● What the task requires:
Scan the data below and pick out the lines containing the word "hour".

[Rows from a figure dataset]
———

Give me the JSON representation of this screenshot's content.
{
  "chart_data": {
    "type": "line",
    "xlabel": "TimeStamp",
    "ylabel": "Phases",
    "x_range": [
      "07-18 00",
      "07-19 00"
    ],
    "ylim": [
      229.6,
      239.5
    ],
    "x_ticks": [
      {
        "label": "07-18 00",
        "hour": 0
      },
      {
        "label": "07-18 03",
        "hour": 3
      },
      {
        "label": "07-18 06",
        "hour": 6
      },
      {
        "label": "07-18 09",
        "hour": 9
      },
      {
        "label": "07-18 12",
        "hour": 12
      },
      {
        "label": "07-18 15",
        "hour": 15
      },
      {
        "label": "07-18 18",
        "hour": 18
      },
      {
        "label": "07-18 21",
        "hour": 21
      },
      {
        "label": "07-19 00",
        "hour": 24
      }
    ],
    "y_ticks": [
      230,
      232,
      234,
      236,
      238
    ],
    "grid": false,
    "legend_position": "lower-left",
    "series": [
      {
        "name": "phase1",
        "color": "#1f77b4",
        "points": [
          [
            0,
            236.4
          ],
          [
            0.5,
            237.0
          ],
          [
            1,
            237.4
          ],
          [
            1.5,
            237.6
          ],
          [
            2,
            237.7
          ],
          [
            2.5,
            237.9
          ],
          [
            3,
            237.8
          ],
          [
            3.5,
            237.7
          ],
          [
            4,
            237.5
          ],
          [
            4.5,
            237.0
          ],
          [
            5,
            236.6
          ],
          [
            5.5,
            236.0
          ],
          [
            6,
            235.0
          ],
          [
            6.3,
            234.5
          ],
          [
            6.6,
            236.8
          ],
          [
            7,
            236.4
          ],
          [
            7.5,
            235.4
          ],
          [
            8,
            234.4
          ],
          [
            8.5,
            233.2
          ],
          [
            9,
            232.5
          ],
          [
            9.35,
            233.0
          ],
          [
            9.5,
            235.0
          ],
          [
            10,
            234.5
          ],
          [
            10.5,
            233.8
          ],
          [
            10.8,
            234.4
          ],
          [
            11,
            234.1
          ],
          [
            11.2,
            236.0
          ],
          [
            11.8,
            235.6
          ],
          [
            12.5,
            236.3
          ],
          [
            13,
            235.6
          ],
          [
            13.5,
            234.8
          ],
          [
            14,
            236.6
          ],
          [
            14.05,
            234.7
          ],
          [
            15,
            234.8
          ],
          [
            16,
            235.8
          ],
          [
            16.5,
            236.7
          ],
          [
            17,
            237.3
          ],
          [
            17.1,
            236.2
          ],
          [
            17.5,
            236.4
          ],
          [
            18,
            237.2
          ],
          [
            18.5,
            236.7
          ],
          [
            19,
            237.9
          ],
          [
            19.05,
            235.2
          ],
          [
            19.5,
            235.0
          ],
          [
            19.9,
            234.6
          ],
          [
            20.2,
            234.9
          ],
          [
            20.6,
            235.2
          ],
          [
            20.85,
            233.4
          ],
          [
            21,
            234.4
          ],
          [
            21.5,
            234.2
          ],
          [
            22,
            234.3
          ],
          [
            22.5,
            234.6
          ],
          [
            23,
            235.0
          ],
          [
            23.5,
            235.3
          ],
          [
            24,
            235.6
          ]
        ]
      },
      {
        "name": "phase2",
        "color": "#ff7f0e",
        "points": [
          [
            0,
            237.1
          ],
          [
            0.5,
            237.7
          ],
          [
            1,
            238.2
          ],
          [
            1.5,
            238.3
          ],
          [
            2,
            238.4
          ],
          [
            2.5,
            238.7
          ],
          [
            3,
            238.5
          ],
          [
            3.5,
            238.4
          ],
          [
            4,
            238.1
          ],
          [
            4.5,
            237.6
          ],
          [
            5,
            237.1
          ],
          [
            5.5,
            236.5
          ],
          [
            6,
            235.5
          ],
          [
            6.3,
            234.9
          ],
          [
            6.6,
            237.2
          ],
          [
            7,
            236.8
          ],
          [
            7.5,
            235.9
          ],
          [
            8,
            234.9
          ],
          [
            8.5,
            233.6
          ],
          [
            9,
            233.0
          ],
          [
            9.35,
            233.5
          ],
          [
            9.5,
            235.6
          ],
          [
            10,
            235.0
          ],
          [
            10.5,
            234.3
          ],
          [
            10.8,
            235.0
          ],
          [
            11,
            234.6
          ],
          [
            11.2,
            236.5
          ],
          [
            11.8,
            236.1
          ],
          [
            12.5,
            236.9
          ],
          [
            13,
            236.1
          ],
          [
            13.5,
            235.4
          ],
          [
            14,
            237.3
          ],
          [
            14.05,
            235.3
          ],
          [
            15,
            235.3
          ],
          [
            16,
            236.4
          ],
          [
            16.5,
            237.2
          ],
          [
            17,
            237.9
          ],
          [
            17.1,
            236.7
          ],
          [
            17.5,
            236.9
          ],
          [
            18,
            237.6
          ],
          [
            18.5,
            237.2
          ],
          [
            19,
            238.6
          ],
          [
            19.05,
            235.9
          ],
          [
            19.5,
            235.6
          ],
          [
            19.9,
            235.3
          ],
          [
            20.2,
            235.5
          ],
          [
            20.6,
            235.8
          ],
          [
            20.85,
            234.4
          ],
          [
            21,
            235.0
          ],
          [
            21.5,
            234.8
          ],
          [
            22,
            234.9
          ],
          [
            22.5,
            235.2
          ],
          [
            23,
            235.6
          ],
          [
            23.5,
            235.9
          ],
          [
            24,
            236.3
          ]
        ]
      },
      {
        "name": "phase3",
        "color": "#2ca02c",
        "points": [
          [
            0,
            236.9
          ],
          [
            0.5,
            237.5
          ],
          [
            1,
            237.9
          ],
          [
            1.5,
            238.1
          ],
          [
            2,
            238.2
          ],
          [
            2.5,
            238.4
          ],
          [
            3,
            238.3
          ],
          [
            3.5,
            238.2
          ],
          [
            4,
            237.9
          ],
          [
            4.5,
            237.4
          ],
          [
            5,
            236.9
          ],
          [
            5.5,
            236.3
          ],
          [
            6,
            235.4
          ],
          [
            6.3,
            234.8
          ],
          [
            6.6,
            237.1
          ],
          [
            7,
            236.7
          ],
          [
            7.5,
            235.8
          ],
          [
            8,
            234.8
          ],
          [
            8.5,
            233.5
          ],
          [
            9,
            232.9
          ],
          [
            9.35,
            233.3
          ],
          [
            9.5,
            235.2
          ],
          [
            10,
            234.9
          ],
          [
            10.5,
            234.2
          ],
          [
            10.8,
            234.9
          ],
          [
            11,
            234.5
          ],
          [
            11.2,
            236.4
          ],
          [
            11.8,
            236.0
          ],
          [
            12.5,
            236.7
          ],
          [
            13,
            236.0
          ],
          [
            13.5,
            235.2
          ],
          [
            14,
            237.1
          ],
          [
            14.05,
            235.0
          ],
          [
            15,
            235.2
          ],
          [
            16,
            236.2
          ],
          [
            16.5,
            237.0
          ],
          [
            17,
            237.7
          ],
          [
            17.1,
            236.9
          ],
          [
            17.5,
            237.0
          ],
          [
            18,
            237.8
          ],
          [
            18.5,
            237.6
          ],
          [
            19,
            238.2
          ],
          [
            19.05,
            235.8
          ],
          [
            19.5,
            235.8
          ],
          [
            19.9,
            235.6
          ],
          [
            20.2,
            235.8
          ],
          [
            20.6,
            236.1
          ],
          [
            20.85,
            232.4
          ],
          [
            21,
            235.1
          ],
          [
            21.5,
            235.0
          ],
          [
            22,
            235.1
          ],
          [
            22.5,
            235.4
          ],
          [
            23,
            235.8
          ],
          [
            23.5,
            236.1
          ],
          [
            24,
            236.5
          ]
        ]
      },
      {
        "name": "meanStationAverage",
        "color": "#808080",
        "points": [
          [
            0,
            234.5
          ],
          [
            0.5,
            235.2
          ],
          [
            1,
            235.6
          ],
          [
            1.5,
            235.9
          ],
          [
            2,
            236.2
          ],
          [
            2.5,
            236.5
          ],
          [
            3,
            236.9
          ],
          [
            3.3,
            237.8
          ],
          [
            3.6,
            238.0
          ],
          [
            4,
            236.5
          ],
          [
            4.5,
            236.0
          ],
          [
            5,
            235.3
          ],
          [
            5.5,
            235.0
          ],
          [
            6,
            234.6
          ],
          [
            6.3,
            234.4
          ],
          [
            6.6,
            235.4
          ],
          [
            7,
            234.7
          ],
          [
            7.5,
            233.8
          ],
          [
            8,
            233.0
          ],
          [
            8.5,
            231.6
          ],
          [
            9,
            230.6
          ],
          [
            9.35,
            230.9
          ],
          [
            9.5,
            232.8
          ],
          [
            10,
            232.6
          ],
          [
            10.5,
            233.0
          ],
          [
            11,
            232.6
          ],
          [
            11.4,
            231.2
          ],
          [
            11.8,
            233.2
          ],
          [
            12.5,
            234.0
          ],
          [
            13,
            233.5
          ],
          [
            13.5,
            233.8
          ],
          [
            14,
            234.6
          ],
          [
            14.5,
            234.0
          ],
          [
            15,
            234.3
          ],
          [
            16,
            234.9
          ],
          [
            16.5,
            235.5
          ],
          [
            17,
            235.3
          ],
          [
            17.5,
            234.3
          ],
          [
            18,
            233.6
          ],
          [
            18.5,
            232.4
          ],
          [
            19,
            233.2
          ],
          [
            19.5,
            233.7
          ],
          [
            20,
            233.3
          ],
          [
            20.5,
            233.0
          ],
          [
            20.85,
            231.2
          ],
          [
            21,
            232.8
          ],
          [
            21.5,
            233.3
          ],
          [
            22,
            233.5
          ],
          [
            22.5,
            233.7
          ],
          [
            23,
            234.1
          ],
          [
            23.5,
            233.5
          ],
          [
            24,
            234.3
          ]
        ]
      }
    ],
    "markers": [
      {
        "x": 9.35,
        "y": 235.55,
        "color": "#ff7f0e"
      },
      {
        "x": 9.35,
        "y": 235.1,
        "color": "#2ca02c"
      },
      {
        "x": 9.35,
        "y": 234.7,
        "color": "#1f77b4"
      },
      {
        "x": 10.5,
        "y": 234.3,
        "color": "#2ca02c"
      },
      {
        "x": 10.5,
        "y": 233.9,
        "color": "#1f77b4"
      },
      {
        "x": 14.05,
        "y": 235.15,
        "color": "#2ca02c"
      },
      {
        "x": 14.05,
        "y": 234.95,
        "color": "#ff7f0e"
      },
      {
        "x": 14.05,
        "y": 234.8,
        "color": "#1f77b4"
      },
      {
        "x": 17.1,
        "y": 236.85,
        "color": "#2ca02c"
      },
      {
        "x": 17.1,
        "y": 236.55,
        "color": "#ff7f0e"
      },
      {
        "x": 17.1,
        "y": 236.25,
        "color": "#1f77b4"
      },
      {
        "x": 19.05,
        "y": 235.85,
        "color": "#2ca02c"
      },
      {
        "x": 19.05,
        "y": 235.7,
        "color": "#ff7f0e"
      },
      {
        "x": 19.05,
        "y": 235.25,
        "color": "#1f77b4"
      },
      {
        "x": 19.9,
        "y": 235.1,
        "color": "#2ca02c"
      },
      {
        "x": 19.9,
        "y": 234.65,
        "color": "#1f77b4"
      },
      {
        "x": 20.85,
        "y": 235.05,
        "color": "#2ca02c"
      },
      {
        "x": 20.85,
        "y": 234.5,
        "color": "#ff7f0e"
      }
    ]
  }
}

———

● Result:
        "hour": 0
        "hour": 3
        "hour": 6
        "hour": 9
        "hour": 12
        "hour": 15
        "hour": 18
        "hour": 21
        "hour": 24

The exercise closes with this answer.